TASK BRIEF:
Write out the listing in full, matching it word for word.

DATA SUPPLIED:
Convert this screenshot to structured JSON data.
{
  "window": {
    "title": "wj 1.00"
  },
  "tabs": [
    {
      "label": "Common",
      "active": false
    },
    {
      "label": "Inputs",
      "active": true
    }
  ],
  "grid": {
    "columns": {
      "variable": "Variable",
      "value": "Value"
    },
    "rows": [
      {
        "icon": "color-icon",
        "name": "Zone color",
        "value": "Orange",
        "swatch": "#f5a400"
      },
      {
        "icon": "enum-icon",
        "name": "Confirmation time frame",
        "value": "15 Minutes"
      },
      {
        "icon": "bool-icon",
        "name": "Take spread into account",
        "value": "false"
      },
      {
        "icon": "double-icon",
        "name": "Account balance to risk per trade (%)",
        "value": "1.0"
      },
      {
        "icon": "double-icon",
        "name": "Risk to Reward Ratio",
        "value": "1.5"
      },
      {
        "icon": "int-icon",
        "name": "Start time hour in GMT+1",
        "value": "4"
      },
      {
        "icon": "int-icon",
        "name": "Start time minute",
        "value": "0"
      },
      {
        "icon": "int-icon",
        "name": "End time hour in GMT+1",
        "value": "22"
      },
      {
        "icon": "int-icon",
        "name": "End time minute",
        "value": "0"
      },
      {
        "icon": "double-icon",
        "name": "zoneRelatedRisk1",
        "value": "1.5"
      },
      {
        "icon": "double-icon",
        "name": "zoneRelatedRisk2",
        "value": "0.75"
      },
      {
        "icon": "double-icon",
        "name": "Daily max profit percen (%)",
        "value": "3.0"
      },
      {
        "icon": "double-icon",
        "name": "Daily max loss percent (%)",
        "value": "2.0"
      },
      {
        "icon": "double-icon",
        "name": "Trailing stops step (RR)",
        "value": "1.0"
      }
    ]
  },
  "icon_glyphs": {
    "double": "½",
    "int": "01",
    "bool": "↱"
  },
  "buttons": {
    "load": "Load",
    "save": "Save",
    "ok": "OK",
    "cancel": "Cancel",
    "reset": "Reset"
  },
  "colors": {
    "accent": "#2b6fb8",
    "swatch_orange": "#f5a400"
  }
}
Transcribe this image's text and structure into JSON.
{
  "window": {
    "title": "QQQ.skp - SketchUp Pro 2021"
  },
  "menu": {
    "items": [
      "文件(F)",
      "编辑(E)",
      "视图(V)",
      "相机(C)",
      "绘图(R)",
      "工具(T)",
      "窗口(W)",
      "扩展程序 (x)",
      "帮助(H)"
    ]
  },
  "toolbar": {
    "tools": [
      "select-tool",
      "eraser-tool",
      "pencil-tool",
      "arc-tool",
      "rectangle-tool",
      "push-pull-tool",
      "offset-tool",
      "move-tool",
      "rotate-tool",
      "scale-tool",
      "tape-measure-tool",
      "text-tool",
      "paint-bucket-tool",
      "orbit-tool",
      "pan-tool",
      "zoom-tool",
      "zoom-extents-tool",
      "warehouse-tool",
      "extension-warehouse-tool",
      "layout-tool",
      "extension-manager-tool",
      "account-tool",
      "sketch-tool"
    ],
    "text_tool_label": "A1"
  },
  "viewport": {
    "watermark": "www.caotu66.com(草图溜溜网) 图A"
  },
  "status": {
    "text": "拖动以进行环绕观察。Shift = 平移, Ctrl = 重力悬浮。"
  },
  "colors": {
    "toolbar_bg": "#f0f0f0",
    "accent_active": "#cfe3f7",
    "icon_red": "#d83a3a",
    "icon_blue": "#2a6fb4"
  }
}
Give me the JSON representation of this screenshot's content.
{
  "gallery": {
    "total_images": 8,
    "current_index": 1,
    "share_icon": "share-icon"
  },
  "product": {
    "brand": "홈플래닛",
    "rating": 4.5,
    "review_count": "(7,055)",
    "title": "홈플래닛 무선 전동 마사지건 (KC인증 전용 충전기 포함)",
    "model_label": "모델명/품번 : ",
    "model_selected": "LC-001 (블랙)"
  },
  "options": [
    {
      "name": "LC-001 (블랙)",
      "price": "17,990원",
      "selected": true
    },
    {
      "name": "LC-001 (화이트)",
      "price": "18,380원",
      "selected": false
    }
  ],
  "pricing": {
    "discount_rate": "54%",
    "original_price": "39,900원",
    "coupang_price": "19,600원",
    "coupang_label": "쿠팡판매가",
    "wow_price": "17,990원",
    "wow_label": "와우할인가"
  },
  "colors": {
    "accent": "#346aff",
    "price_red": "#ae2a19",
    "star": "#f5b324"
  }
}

SOLUTION FOR THIS PROBLEM:
Convert this screenshot to structured JSON data.
{
  "window": {
    "title": "wj 1.00"
  },
  "tabs": [
    {
      "label": "Common",
      "active": false
    },
    {
      "label": "Inputs",
      "active": true
    }
  ],
  "grid": {
    "columns": {
      "variable": "Variable",
      "value": "Value"
    },
    "rows": [
      {
        "icon": "color-icon",
        "name": "Zone color",
        "value": "Orange",
        "swatch": "#f5a400"
      },
      {
        "icon": "enum-icon",
        "name": "Confirmation time frame",
        "value": "15 Minutes"
      },
      {
        "icon": "bool-icon",
        "name": "Take spread into account",
        "value": "false"
      },
      {
        "icon": "double-icon",
        "name": "Account balance to risk per trade (%)",
        "value": "1.0"
      },
      {
        "icon": "double-icon",
        "name": "Risk to Reward Ratio",
        "value": "1.5"
      },
      {
        "icon": "int-icon",
        "name": "Start time hour in GMT+1",
        "value": "4"
      },
      {
        "icon": "int-icon",
        "name": "Start time minute",
        "value": "0"
      },
      {
        "icon": "int-icon",
        "name": "End time hour in GMT+1",
        "value": "22"
      },
      {
        "icon": "int-icon",
        "name": "End time minute",
        "value": "0"
      },
      {
        "icon": "double-icon",
        "name": "zoneRelatedRisk1",
        "value": "1.5"
      },
      {
        "icon": "double-icon",
        "name": "zoneRelatedRisk2",
        "value": "0.75"
      },
      {
        "icon": "double-icon",
        "name": "Daily max profit percen (%)",
        "value": "3.0"
      },
      {
        "icon": "double-icon",
        "name": "Daily max loss percent (%)",
        "value": "2.0"
      },
      {
        "icon": "double-icon",
        "name": "Trailing stops step (RR)",
        "value": "1.0"
      }
    ]
  },
  "icon_glyphs": {
    "double": "½",
    "int": "01",
    "bool": "↱"
  },
  "buttons": {
    "load": "Load",
    "save": "Save",
    "ok": "OK",
    "cancel": "Cancel",
    "reset": "Reset"
  },
  "colors": {
    "accent": "#2b6fb8",
    "swatch_orange": "#f5a400"
  }
}
Transcribe this image's text and structure into JSON.
{
  "window": {
    "title": "QQQ.skp - SketchUp Pro 2021"
  },
  "menu": {
    "items": [
      "文件(F)",
      "编辑(E)",
      "视图(V)",
      "相机(C)",
      "绘图(R)",
      "工具(T)",
      "窗口(W)",
      "扩展程序 (x)",
      "帮助(H)"
    ]
  },
  "toolbar": {
    "tools": [
      "select-tool",
      "eraser-tool",
      "pencil-tool",
      "arc-tool",
      "rectangle-tool",
      "push-pull-tool",
      "offset-tool",
      "move-tool",
      "rotate-tool",
      "scale-tool",
      "tape-measure-tool",
      "text-tool",
      "paint-bucket-tool",
      "orbit-tool",
      "pan-tool",
      "zoom-tool",
      "zoom-extents-tool",
      "warehouse-tool",
      "extension-warehouse-tool",
      "layout-tool",
      "extension-manager-tool",
      "account-tool",
      "sketch-tool"
    ],
    "text_tool_label": "A1"
  },
  "viewport": {
    "watermark": "www.caotu66.com(草图溜溜网) 图A"
  },
  "status": {
    "text": "拖动以进行环绕观察。Shift = 平移, Ctrl = 重力悬浮。"
  },
  "colors": {
    "toolbar_bg": "#f0f0f0",
    "accent_active": "#cfe3f7",
    "icon_red": "#d83a3a",
    "icon_blue": "#2a6fb4"
  }
}
Give me the JSON representation of this screenshot's content.
{
  "gallery": {
    "total_images": 8,
    "current_index": 1,
    "share_icon": "share-icon"
  },
  "product": {
    "brand": "홈플래닛",
    "rating": 4.5,
    "review_count": "(7,055)",
    "title": "홈플래닛 무선 전동 마사지건 (KC인증 전용 충전기 포함)",
    "model_label": "모델명/품번 : ",
    "model_selected": "LC-001 (블랙)"
  },
  "options": [
    {
      "name": "LC-001 (블랙)",
      "price": "17,990원",
      "selected": true
    },
    {
      "name": "LC-001 (화이트)",
      "price": "18,380원",
      "selected": false
    }
  ],
  "pricing": {
    "discount_rate": "54%",
    "original_price": "39,900원",
    "coupang_price": "19,600원",
    "coupang_label": "쿠팡판매가",
    "wow_price": "17,990원",
    "wow_label": "와우할인가"
  },
  "colors": {
    "accent": "#346aff",
    "price_red": "#ae2a19",
    "star": "#f5b324"
  }
}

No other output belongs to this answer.